## Directions
List, from the lines below, each one with "name" in it.

## Data extract
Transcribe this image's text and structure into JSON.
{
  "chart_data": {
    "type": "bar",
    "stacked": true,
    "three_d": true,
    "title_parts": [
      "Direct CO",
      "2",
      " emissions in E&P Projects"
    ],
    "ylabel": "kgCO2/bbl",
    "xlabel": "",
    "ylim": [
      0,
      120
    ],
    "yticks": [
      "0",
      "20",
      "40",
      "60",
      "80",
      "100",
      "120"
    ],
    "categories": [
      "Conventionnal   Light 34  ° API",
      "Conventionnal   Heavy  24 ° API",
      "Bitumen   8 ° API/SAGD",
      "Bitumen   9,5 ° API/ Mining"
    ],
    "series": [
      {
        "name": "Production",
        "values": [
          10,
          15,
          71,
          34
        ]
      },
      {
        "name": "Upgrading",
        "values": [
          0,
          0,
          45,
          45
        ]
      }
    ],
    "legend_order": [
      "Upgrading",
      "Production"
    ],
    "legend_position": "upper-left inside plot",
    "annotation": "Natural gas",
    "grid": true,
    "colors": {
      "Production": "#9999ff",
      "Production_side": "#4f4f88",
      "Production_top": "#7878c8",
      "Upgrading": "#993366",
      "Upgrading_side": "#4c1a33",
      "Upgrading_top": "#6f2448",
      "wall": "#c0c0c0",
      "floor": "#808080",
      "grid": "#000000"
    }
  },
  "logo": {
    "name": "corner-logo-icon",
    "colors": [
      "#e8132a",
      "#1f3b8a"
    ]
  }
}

## Final result
        "name": "Production",
        "name": "Upgrading",
    "name": "corner-logo-icon",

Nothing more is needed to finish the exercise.